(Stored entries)

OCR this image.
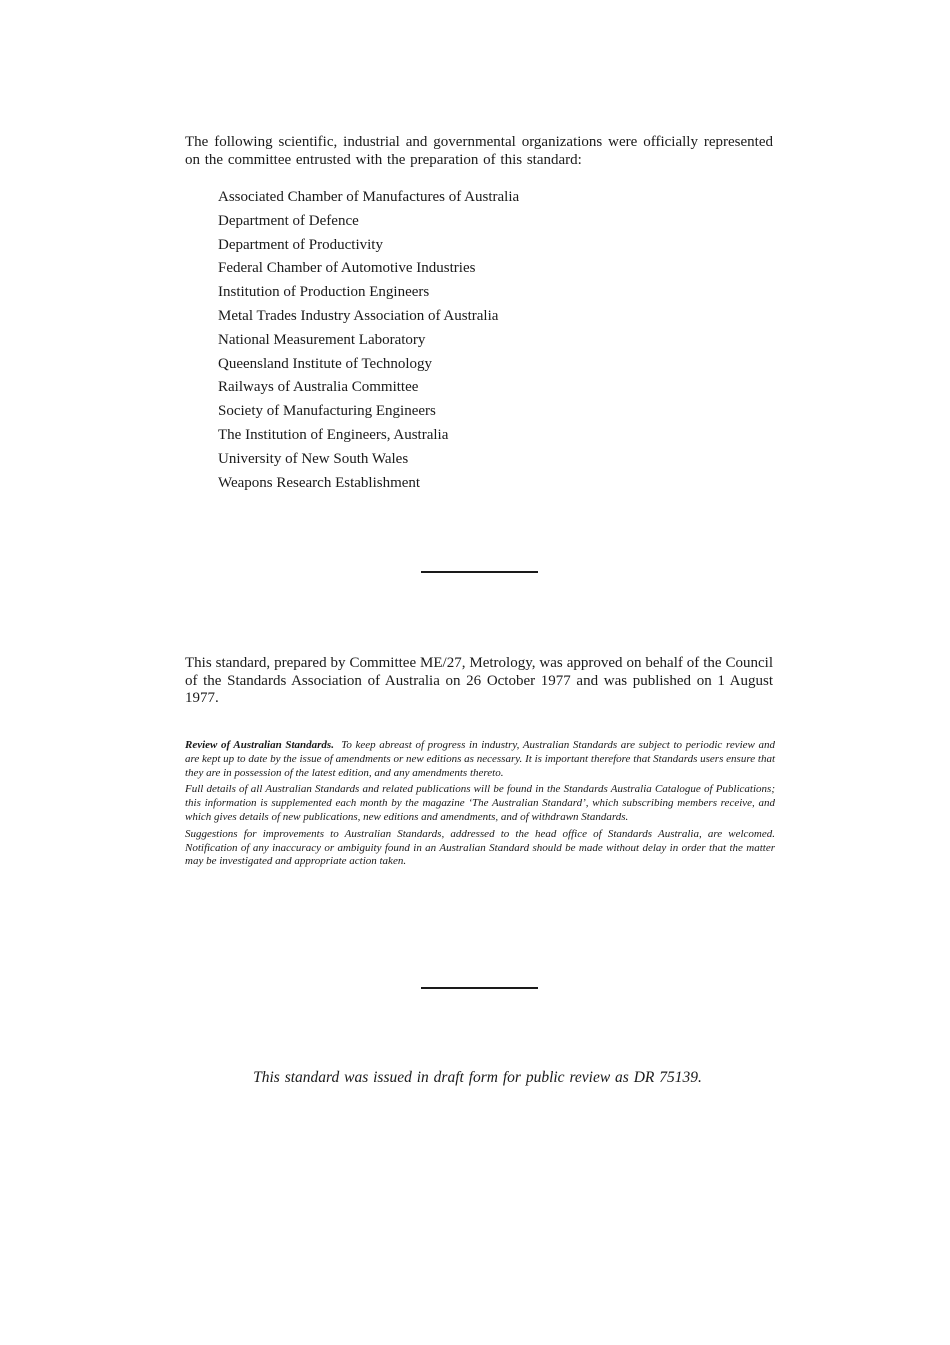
The following scientific, industrial and governmental organizations were officially represented on the committee entrusted with the preparation of this standard:

Associated Chamber of Manufactures of Australia
Department of Defence
Department of Productivity
Federal Chamber of Automotive Industries
Institution of Production Engineers
Metal Trades Industry Association of Australia
National Measurement Laboratory
Queensland Institute of Technology
Railways of Australia Committee
Society of Manufacturing Engineers
The Institution of Engineers, Australia
University of New South Wales
Weapons Research Establishment

This standard, prepared by Committee ME/27, Metrology, was approved on behalf of the Council of the Standards Association of Australia on 26 October 1977 and was published on 1 August 1977.

Review of Australian Standards. To keep abreast of progress in industry, Australian Standards are subject to periodic review and are kept up to date by the issue of amendments or new editions as necessary. It is important therefore that Standards users ensure that they are in possession of the latest edition, and any amendments thereto.

Full details of all Australian Standards and related publications will be found in the Standards Australia Catalogue of Publications; this information is supplemented each month by the magazine ‘The Australian Standard’, which subscribing members receive, and which gives details of new publications, new editions and amendments, and of withdrawn Standards.

Suggestions for improvements to Australian Standards, addressed to the head office of Standards Australia, are welcomed. Notification of any inaccuracy or ambiguity found in an Australian Standard should be made without delay in order that the matter may be investigated and appropriate action taken.

This standard was issued in draft form for public review as DR 75139.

WHAT IS REQUIRED: Take the listing above and restate it word for word, without its pictures.

WRITTEN RESPONSE:
OCR this image.
The following scientific, industrial and governmental organizations were officially represented on the committee entrusted with the preparation of this standard:

Associated Chamber of Manufactures of Australia
Department of Defence
Department of Productivity
Federal Chamber of Automotive Industries
Institution of Production Engineers
Metal Trades Industry Association of Australia
National Measurement Laboratory
Queensland Institute of Technology
Railways of Australia Committee
Society of Manufacturing Engineers
The Institution of Engineers, Australia
University of New South Wales
Weapons Research Establishment

This standard, prepared by Committee ME/27, Metrology, was approved on behalf of the Council of the Standards Association of Australia on 26 October 1977 and was published on 1 August 1977.

Review of Australian Standards. To keep abreast of progress in industry, Australian Standards are subject to periodic review and are kept up to date by the issue of amendments or new editions as necessary. It is important therefore that Standards users ensure that they are in possession of the latest edition, and any amendments thereto.

Full details of all Australian Standards and related publications will be found in the Standards Australia Catalogue of Publications; this information is supplemented each month by the magazine ‘The Australian Standard’, which subscribing members receive, and which gives details of new publications, new editions and amendments, and of withdrawn Standards.

Suggestions for improvements to Australian Standards, addressed to the head office of Standards Australia, are welcomed. Notification of any inaccuracy or ambiguity found in an Australian Standard should be made without delay in order that the matter may be investigated and appropriate action taken.

This standard was issued in draft form for public review as DR 75139.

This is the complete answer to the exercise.